_DO THIS_
Pull out every line of the listing below where "判断与语句的关系" appears.

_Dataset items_
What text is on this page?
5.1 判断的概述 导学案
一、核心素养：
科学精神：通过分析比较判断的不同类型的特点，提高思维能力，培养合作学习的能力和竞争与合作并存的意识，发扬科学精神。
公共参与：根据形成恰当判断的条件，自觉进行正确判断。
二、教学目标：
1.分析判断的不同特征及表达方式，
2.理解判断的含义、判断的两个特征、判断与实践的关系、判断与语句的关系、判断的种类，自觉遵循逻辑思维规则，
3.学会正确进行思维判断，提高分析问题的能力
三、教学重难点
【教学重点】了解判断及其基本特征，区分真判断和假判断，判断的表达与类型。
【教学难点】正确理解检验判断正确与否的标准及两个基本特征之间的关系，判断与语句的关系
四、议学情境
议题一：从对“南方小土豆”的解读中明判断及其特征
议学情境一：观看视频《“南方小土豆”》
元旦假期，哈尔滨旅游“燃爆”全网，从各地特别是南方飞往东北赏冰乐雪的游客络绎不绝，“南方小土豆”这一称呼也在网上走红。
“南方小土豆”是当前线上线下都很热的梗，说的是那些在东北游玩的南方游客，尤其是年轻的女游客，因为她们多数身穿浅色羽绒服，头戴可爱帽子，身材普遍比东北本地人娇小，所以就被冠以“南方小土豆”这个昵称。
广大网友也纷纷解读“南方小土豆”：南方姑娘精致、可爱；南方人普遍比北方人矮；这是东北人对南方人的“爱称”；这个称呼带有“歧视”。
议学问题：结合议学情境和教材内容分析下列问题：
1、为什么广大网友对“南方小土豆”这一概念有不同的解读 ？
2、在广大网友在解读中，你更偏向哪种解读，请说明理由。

_SOLUTION FOR THIS EXERCISE_
2.理解判断的含义、判断的两个特征、判断与实践的关系、判断与语句的关系、判断的种类，自觉遵循逻辑思维规则，
【教学难点】正确理解检验判断正确与否的标准及两个基本特征之间的关系，判断与语句的关系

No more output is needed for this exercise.